▸ **TASK BRIEF**
All of the material below is to be restated word for word, apart from the pictures.

[Chart and figure data]
----

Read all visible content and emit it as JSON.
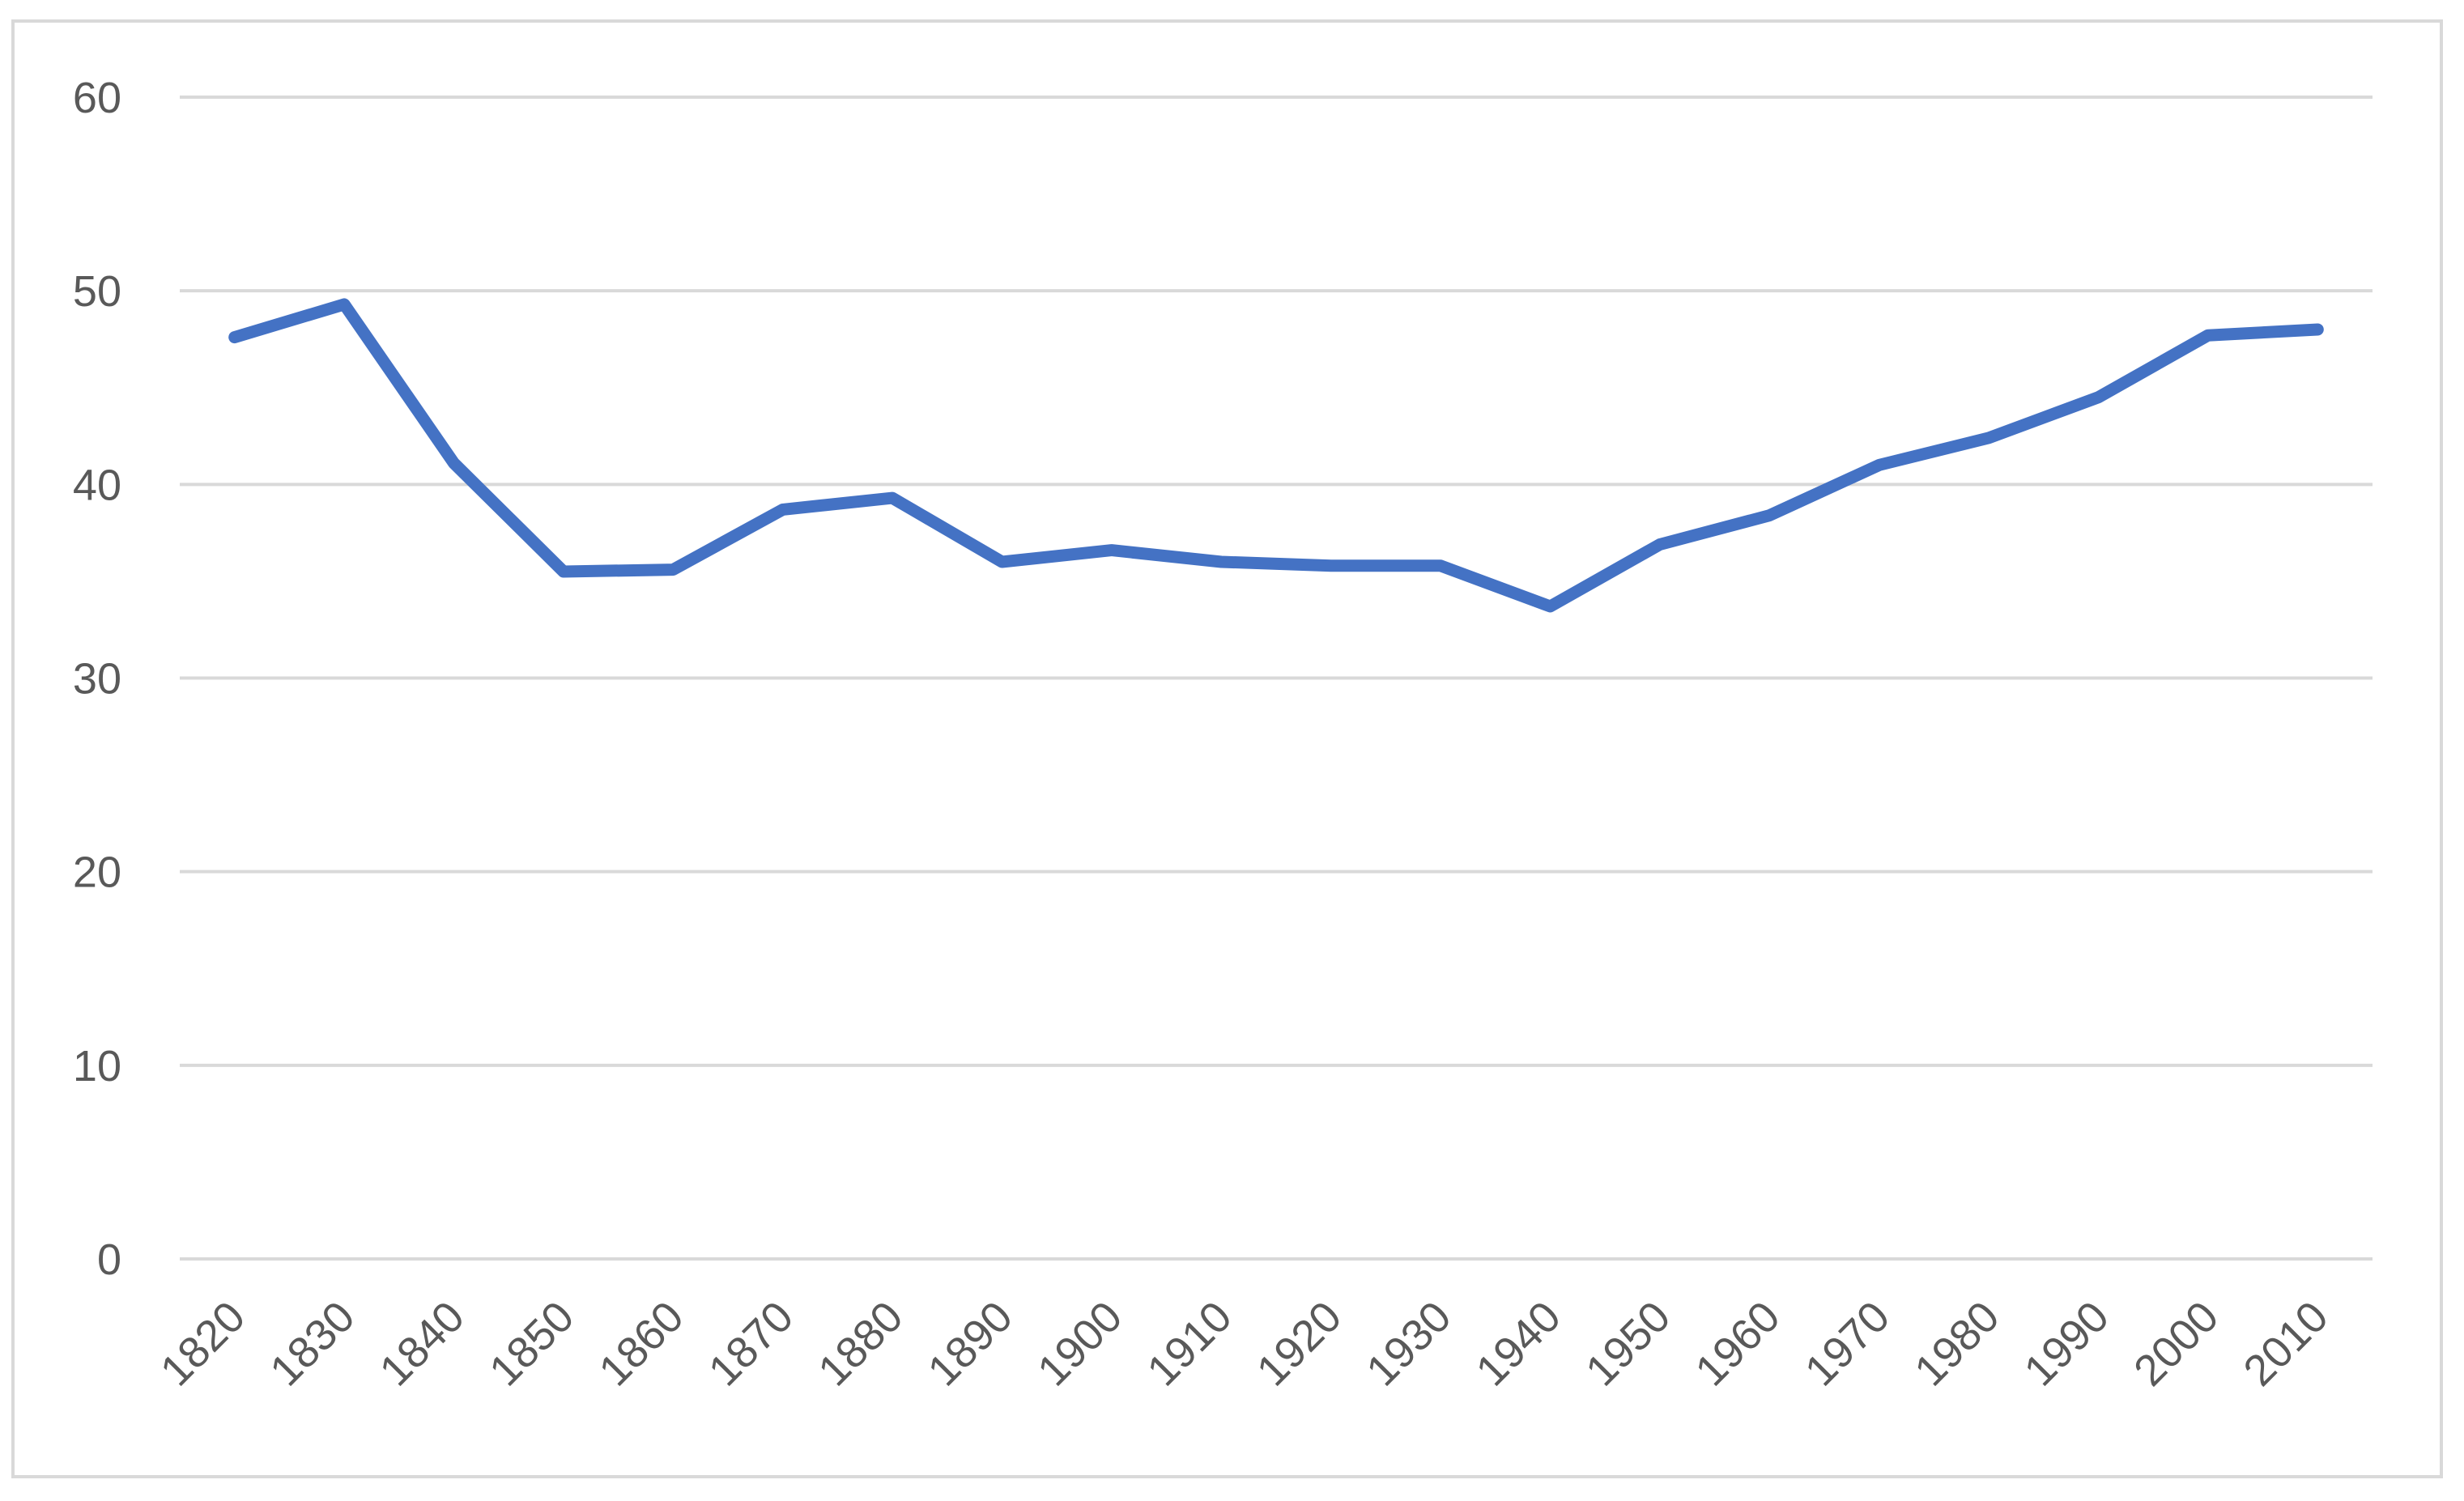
{
  "chart_data": {
    "type": "line",
    "title": "",
    "xlabel": "",
    "ylabel": "",
    "categories": [
      "1820",
      "1830",
      "1840",
      "1850",
      "1860",
      "1870",
      "1880",
      "1890",
      "1900",
      "1910",
      "1920",
      "1930",
      "1940",
      "1950",
      "1960",
      "1970",
      "1980",
      "1990",
      "2000",
      "2010"
    ],
    "series": [
      {
        "values": [
          47.6,
          49.3,
          41.1,
          35.5,
          35.6,
          38.7,
          39.3,
          36.0,
          36.6,
          36.0,
          35.8,
          35.8,
          33.7,
          36.9,
          38.4,
          41.0,
          42.4,
          44.5,
          47.7,
          48.0
        ],
        "color": "#4472c4"
      }
    ],
    "ylim": [
      0,
      60
    ],
    "yticks": [
      "0",
      "10",
      "20",
      "30",
      "40",
      "50",
      "60"
    ],
    "grid": true,
    "legend": "none"
  }
}
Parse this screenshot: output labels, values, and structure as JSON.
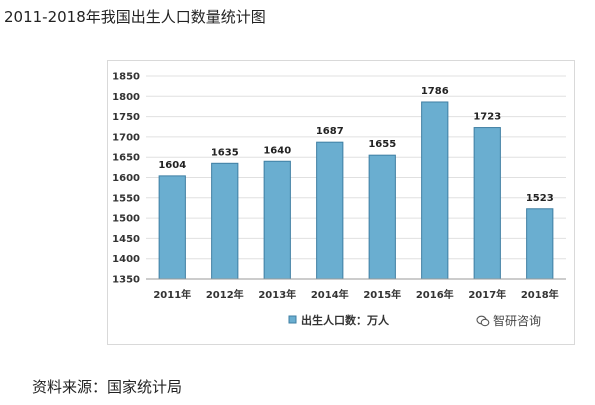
{
  "page_title": "2011-2018年我国出生人口数量统计图",
  "source_text": "资料来源：国家统计局",
  "watermark": "智研咨询",
  "colors": {
    "bar_fill": "#6aaed0",
    "bar_stroke": "#3f7fa3",
    "grid": "#e0e0e0",
    "axis": "#999999"
  },
  "chart_data": {
    "type": "bar",
    "title": "",
    "xlabel": "",
    "ylabel": "",
    "categories": [
      "2011年",
      "2012年",
      "2013年",
      "2014年",
      "2015年",
      "2016年",
      "2017年",
      "2018年"
    ],
    "series": [
      {
        "name": "出生人口数：万人",
        "values": [
          1604,
          1635,
          1640,
          1687,
          1655,
          1786,
          1723,
          1523
        ]
      }
    ],
    "ylim": [
      1350,
      1850
    ],
    "yticks": [
      1350,
      1400,
      1450,
      1500,
      1550,
      1600,
      1650,
      1700,
      1750,
      1800,
      1850
    ],
    "grid": true,
    "legend_position": "bottom",
    "data_labels": true
  }
}
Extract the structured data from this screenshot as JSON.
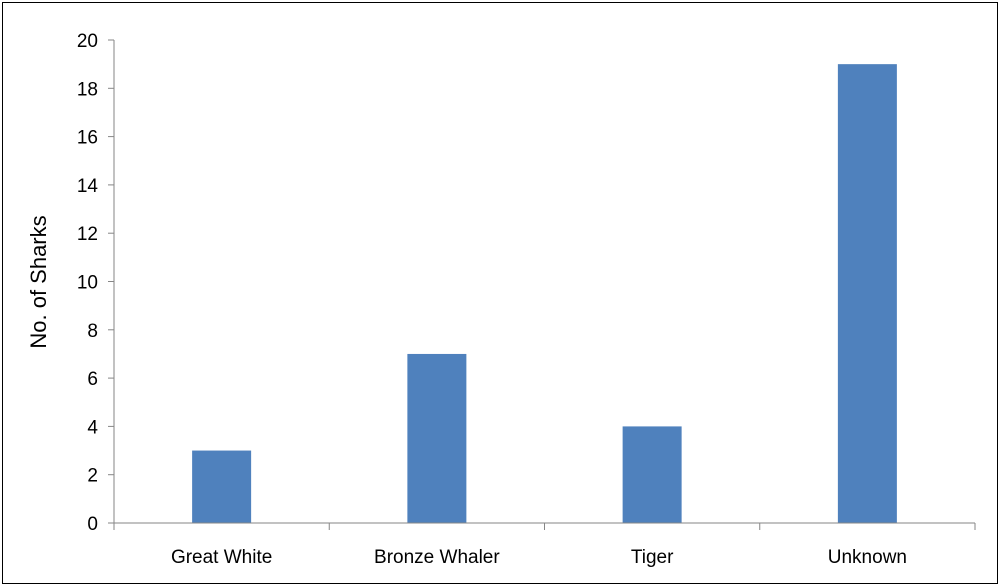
{
  "chart_data": {
    "type": "bar",
    "categories": [
      "Great White",
      "Bronze Whaler",
      "Tiger",
      "Unknown"
    ],
    "values": [
      3,
      7,
      4,
      19
    ],
    "title": "",
    "xlabel": "",
    "ylabel": "No. of Sharks",
    "ylim": [
      0,
      20
    ],
    "yticks": [
      0,
      2,
      4,
      6,
      8,
      10,
      12,
      14,
      16,
      18,
      20
    ],
    "grid": false,
    "legend": "none",
    "bar_color": "#4F81BD"
  }
}
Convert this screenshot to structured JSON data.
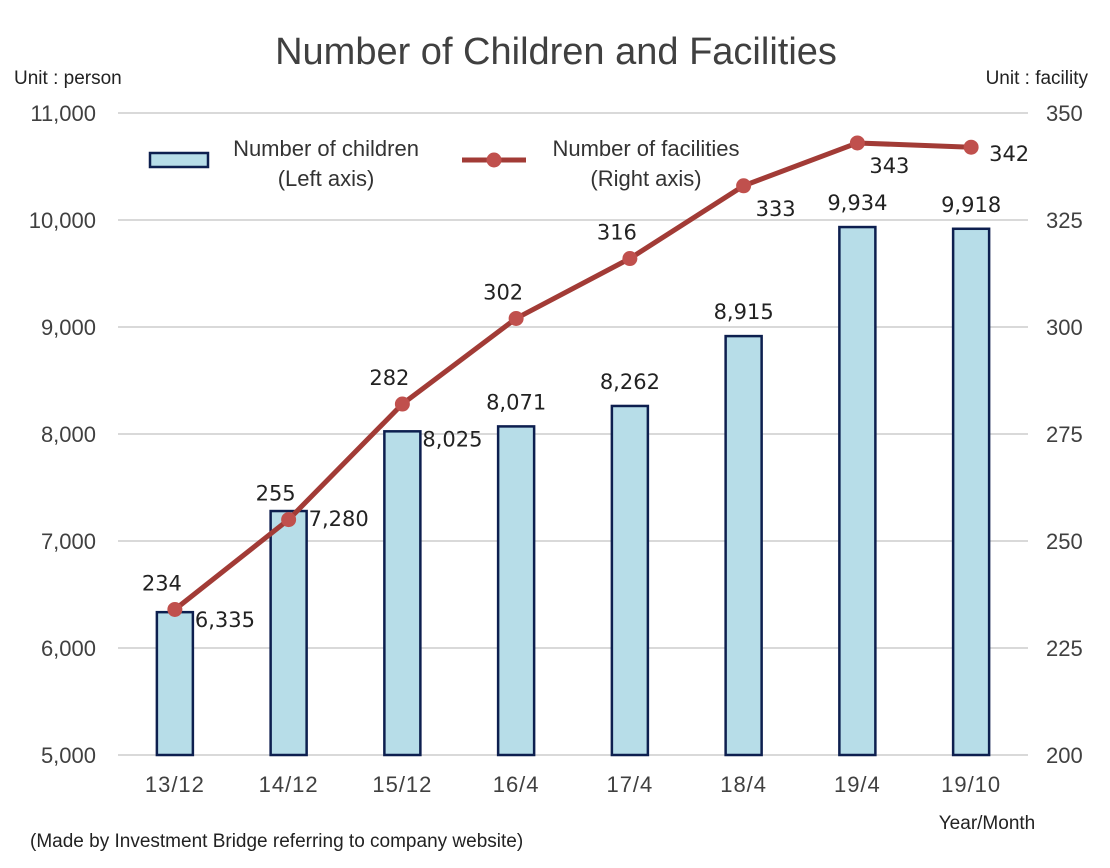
{
  "chart_data": {
    "type": "bar",
    "title": "Number of Children and Facilities",
    "left_unit": "Unit : person",
    "right_unit": "Unit : facility",
    "xlabel": "Year/Month",
    "categories": [
      "13/12",
      "14/12",
      "15/12",
      "16/4",
      "17/4",
      "18/4",
      "19/4",
      "19/10"
    ],
    "y_left": {
      "min": 5000,
      "max": 11000,
      "ticks": [
        "5,000",
        "6,000",
        "7,000",
        "8,000",
        "9,000",
        "10,000",
        "11,000"
      ]
    },
    "y_right": {
      "min": 200,
      "max": 350,
      "ticks": [
        "200",
        "225",
        "250",
        "275",
        "300",
        "325",
        "350"
      ]
    },
    "grid": true,
    "legend_placement": "top-left",
    "series": [
      {
        "name": "Number of children",
        "name_line2": "(Left axis)",
        "type": "bar",
        "axis": "left",
        "color": "#b7dde8",
        "values": [
          6335,
          7280,
          8025,
          8071,
          8262,
          8915,
          9934,
          9918
        ],
        "labels": [
          "6,335",
          "7,280",
          "8,025",
          "8,071",
          "8,262",
          "8,915",
          "9,934",
          "9,918"
        ]
      },
      {
        "name": "Number of facilities",
        "name_line2": "(Right axis)",
        "type": "line",
        "axis": "right",
        "color": "#a23b36",
        "values": [
          234,
          255,
          282,
          302,
          316,
          333,
          343,
          342
        ],
        "labels": [
          "234",
          "255",
          "282",
          "302",
          "316",
          "333",
          "343",
          "342"
        ]
      }
    ],
    "note": "(Made by Investment Bridge referring to company website)"
  }
}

----

▸ **WRITTEN SOLUTION**
Read all visible content and emit it as JSON.
{
  "chart_data": {
    "type": "line",
    "title": "",
    "xlabel": "",
    "ylabel": "",
    "categories": [
      "1820",
      "1830",
      "1840",
      "1850",
      "1860",
      "1870",
      "1880",
      "1890",
      "1900",
      "1910",
      "1920",
      "1930",
      "1940",
      "1950",
      "1960",
      "1970",
      "1980",
      "1990",
      "2000",
      "2010"
    ],
    "series": [
      {
        "values": [
          47.6,
          49.3,
          41.1,
          35.5,
          35.6,
          38.7,
          39.3,
          36.0,
          36.6,
          36.0,
          35.8,
          35.8,
          33.7,
          36.9,
          38.4,
          41.0,
          42.4,
          44.5,
          47.7,
          48.0
        ],
        "color": "#4472c4"
      }
    ],
    "ylim": [
      0,
      60
    ],
    "yticks": [
      "0",
      "10",
      "20",
      "30",
      "40",
      "50",
      "60"
    ],
    "grid": true,
    "legend": "none"
  }
}
Parse this screenshot: output labels, values, and structure as JSON.
{
  "page_title": "2011-2018年我国出生人口数量统计图",
  "source_text": "资料来源：国家统计局",
  "watermark": "智研咨询",
  "colors": {
    "bar_fill": "#6aaed0",
    "bar_stroke": "#3f7fa3",
    "grid": "#e0e0e0",
    "axis": "#999999"
  },
  "chart_data": {
    "type": "bar",
    "title": "",
    "xlabel": "",
    "ylabel": "",
    "categories": [
      "2011年",
      "2012年",
      "2013年",
      "2014年",
      "2015年",
      "2016年",
      "2017年",
      "2018年"
    ],
    "series": [
      {
        "name": "出生人口数：万人",
        "values": [
          1604,
          1635,
          1640,
          1687,
          1655,
          1786,
          1723,
          1523
        ]
      }
    ],
    "ylim": [
      1350,
      1850
    ],
    "yticks": [
      1350,
      1400,
      1450,
      1500,
      1550,
      1600,
      1650,
      1700,
      1750,
      1800,
      1850
    ],
    "grid": true,
    "legend_position": "bottom",
    "data_labels": true
  }
}
Extract the structured data from this screenshot as JSON.
{
  "chart_data": {
    "type": "bar",
    "categories": [
      "Great White",
      "Bronze Whaler",
      "Tiger",
      "Unknown"
    ],
    "values": [
      3,
      7,
      4,
      19
    ],
    "title": "",
    "xlabel": "",
    "ylabel": "No. of Sharks",
    "ylim": [
      0,
      20
    ],
    "yticks": [
      0,
      2,
      4,
      6,
      8,
      10,
      12,
      14,
      16,
      18,
      20
    ],
    "grid": false,
    "legend": "none",
    "bar_color": "#4F81BD"
  }
}
Convert this screenshot to structured JSON data.
{
  "chart_data": {
    "type": "bar",
    "title": "Number of Children and Facilities",
    "left_unit": "Unit : person",
    "right_unit": "Unit : facility",
    "xlabel": "Year/Month",
    "categories": [
      "13/12",
      "14/12",
      "15/12",
      "16/4",
      "17/4",
      "18/4",
      "19/4",
      "19/10"
    ],
    "y_left": {
      "min": 5000,
      "max": 11000,
      "ticks": [
        "5,000",
        "6,000",
        "7,000",
        "8,000",
        "9,000",
        "10,000",
        "11,000"
      ]
    },
    "y_right": {
      "min": 200,
      "max": 350,
      "ticks": [
        "200",
        "225",
        "250",
        "275",
        "300",
        "325",
        "350"
      ]
    },
    "grid": true,
    "legend_placement": "top-left",
    "series": [
      {
        "name": "Number of children",
        "name_line2": "(Left axis)",
        "type": "bar",
        "axis": "left",
        "color": "#b7dde8",
        "values": [
          6335,
          7280,
          8025,
          8071,
          8262,
          8915,
          9934,
          9918
        ],
        "labels": [
          "6,335",
          "7,280",
          "8,025",
          "8,071",
          "8,262",
          "8,915",
          "9,934",
          "9,918"
        ]
      },
      {
        "name": "Number of facilities",
        "name_line2": "(Right axis)",
        "type": "line",
        "axis": "right",
        "color": "#a23b36",
        "values": [
          234,
          255,
          282,
          302,
          316,
          333,
          343,
          342
        ],
        "labels": [
          "234",
          "255",
          "282",
          "302",
          "316",
          "333",
          "343",
          "342"
        ]
      }
    ],
    "note": "(Made by Investment Bridge referring to company website)"
  }
}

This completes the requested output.